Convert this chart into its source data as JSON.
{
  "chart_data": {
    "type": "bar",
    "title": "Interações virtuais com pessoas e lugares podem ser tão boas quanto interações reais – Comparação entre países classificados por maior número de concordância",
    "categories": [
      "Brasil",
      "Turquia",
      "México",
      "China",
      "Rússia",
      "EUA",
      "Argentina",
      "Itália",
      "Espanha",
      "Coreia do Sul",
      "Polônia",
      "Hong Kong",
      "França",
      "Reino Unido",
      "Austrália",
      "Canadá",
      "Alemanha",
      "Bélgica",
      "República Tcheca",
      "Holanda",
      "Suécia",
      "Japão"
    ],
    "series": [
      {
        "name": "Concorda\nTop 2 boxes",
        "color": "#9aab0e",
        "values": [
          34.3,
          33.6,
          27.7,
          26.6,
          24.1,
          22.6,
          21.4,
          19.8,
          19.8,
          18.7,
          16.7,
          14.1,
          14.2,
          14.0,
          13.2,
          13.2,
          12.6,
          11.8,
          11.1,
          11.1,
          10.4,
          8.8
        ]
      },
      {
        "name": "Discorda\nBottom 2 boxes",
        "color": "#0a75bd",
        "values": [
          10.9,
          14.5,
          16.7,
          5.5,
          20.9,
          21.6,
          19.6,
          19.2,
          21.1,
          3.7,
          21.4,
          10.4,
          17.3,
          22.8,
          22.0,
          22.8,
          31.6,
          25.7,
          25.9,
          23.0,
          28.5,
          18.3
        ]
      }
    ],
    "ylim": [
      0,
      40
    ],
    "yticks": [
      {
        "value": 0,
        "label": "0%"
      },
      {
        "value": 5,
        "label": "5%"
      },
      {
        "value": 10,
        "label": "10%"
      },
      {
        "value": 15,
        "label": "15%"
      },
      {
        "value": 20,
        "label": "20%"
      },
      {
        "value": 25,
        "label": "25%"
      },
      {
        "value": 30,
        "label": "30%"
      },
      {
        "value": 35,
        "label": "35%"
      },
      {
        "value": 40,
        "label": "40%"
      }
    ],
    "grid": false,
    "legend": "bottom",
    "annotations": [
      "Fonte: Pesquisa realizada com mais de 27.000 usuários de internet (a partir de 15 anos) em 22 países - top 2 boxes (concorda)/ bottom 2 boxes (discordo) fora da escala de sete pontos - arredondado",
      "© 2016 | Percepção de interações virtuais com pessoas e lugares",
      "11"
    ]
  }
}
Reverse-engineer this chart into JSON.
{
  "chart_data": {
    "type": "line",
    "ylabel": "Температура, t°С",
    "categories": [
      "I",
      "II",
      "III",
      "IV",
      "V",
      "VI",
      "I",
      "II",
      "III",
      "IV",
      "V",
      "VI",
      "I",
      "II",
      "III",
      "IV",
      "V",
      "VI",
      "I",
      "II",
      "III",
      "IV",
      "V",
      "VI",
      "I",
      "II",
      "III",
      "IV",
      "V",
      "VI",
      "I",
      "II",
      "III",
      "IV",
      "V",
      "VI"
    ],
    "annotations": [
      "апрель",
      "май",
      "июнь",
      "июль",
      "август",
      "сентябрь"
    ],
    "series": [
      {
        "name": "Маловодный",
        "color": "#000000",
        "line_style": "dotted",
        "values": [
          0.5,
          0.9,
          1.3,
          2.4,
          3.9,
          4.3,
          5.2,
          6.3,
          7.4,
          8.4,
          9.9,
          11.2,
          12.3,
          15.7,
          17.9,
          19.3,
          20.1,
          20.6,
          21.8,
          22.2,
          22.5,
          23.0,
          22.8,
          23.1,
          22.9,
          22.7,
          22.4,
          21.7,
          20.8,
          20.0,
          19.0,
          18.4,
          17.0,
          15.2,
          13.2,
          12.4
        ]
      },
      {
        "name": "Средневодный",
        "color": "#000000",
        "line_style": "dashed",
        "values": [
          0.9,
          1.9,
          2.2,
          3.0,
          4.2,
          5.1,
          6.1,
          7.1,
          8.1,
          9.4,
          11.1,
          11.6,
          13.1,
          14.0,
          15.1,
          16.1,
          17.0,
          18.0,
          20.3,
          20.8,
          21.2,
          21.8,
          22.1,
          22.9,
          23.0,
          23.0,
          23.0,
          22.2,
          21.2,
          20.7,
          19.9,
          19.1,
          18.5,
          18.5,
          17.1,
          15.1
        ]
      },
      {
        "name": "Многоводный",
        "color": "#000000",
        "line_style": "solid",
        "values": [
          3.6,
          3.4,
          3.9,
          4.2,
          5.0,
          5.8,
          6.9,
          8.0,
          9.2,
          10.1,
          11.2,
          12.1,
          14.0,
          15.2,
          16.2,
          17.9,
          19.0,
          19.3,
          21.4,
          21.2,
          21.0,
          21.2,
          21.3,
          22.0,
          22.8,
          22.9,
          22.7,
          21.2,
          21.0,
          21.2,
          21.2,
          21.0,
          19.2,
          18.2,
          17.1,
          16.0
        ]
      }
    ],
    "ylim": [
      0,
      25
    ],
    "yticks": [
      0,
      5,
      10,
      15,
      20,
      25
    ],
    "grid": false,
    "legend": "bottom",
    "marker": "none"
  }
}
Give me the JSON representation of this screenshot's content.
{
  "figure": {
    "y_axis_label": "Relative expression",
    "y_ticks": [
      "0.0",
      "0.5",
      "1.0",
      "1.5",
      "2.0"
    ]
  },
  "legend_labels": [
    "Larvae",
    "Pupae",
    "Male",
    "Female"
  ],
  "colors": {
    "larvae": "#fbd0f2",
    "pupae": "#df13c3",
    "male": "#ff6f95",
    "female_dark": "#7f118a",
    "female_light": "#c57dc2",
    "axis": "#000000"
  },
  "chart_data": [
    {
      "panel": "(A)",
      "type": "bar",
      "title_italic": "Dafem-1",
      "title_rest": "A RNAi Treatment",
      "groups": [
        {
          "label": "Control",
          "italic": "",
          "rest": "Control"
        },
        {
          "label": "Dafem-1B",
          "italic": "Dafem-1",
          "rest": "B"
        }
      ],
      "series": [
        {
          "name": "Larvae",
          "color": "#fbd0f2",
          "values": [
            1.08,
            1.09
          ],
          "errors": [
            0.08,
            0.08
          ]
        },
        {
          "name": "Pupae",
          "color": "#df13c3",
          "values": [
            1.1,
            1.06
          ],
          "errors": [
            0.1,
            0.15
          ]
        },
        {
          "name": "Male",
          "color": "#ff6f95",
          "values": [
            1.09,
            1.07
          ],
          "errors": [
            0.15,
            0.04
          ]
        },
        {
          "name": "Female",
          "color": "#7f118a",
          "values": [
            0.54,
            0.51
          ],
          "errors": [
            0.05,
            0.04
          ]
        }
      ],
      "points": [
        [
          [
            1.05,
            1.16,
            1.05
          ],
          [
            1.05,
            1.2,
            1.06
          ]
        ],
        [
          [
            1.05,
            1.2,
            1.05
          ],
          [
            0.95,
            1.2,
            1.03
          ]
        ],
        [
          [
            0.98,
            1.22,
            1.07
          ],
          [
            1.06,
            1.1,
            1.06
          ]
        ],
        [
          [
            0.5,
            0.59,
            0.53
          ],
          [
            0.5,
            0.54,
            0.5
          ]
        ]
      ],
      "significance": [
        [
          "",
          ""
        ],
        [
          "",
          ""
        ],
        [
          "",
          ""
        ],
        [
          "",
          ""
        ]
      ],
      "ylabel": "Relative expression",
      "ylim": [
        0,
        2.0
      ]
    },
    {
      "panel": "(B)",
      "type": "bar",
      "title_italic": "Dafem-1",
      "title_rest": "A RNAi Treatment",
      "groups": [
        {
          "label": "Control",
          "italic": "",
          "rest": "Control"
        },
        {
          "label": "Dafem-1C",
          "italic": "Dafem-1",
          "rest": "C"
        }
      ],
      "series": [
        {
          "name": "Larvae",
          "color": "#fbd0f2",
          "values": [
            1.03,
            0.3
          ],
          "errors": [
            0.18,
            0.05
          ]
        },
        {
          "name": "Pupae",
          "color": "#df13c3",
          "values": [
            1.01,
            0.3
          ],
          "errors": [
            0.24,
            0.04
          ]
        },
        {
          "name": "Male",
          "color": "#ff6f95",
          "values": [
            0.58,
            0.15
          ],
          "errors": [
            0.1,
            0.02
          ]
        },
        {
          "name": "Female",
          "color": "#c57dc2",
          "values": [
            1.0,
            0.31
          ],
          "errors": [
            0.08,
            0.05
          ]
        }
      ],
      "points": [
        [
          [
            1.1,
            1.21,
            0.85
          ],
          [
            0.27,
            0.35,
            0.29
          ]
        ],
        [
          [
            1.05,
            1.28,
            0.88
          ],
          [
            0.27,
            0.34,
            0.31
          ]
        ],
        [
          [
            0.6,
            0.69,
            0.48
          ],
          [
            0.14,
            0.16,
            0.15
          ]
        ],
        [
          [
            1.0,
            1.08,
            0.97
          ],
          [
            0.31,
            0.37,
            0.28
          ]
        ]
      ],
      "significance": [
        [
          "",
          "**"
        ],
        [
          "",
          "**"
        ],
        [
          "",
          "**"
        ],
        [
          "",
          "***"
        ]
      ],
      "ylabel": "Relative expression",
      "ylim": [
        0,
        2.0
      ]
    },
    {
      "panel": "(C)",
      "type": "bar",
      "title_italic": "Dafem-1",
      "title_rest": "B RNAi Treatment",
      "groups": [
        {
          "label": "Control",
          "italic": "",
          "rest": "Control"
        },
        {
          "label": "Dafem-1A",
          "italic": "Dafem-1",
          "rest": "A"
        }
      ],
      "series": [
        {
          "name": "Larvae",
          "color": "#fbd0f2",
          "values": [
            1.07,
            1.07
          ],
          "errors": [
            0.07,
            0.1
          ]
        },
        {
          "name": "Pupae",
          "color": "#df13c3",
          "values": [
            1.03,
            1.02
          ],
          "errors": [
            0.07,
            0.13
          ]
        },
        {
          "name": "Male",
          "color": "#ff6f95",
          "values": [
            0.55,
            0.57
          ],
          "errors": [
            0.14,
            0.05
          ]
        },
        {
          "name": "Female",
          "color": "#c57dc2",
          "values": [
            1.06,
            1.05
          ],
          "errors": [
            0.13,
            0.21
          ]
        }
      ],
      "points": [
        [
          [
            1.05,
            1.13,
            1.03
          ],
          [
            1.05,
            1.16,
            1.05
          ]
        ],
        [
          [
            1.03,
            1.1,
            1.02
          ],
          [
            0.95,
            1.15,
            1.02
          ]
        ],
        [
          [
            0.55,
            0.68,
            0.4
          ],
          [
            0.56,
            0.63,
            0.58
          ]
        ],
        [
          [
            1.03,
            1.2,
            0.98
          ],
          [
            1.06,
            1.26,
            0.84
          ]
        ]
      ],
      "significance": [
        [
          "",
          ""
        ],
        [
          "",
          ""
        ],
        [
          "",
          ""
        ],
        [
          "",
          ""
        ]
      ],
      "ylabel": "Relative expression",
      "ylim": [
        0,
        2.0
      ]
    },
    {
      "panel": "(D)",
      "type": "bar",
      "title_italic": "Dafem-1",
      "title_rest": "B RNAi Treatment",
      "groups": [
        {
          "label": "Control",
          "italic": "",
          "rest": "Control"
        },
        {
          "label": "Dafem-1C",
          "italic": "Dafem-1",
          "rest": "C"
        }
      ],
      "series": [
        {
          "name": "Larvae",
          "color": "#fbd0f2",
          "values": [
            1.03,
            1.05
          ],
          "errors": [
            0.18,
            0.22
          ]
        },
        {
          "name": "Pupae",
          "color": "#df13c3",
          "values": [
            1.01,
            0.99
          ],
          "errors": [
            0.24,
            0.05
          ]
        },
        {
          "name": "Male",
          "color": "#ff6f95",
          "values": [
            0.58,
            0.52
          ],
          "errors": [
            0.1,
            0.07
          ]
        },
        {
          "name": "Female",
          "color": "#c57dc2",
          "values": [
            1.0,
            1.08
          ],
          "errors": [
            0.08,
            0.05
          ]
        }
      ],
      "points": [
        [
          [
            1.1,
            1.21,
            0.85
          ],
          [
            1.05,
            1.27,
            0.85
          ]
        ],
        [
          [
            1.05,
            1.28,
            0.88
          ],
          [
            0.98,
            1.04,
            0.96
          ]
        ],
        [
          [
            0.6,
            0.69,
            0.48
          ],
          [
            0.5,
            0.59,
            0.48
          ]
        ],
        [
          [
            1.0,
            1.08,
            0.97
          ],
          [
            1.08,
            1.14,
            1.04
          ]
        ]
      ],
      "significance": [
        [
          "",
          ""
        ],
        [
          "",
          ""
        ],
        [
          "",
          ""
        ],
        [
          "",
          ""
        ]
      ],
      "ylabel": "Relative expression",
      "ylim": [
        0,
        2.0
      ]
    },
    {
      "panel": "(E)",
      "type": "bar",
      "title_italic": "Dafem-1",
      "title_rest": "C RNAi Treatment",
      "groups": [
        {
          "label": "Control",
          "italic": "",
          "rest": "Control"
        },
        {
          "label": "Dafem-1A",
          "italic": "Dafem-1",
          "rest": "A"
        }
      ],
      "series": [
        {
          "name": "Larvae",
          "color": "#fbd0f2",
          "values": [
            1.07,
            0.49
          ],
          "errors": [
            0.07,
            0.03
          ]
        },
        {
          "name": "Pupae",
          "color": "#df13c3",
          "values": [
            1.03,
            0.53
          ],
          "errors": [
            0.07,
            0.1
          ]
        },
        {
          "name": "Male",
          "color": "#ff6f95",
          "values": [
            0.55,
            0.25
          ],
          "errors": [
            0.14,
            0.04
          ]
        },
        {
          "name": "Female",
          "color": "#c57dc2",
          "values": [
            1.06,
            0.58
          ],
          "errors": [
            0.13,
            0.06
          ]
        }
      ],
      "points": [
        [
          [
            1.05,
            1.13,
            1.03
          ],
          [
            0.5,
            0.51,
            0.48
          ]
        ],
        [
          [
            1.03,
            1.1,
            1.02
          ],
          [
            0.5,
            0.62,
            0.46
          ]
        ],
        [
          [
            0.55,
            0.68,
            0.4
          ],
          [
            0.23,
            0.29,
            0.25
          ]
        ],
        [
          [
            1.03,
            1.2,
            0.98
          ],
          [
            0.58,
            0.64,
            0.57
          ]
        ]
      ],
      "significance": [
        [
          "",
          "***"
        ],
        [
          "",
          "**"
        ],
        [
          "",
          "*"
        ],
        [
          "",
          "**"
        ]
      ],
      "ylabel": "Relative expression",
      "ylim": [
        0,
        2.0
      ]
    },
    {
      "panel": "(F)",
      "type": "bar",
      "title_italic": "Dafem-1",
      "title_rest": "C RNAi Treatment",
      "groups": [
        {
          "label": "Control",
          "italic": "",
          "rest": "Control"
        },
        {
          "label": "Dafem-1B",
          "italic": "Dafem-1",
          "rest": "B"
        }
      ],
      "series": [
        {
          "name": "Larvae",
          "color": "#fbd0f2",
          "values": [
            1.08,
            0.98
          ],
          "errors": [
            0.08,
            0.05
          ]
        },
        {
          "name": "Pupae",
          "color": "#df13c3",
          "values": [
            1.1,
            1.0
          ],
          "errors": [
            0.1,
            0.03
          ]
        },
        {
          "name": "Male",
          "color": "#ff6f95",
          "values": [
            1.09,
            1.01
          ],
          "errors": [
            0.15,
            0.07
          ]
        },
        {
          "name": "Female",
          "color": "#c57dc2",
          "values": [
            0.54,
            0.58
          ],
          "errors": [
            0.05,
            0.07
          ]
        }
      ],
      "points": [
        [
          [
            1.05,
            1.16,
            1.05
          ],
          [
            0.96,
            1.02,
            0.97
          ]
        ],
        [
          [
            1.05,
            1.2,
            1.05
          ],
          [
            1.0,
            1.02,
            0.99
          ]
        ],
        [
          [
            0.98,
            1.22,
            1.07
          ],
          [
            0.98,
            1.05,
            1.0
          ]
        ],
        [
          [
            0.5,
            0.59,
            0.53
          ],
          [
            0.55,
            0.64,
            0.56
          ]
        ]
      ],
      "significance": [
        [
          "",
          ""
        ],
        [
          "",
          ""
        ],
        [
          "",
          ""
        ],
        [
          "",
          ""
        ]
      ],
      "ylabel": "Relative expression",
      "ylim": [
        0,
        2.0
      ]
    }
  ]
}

════════════════════

Task description
Pick out each line above that includes "boxes" and show it.

Written response
        "name": "Concorda\nTop 2 boxes",
        "name": "Discorda\nBottom 2 boxes",
      "Fonte: Pesquisa realizada com mais de 27.000 usuários de internet (a partir de 15 anos) em 22 países - top 2 boxes (concorda)/ bottom 2 boxes (discordo) fora da escala de sete pontos - arredondado",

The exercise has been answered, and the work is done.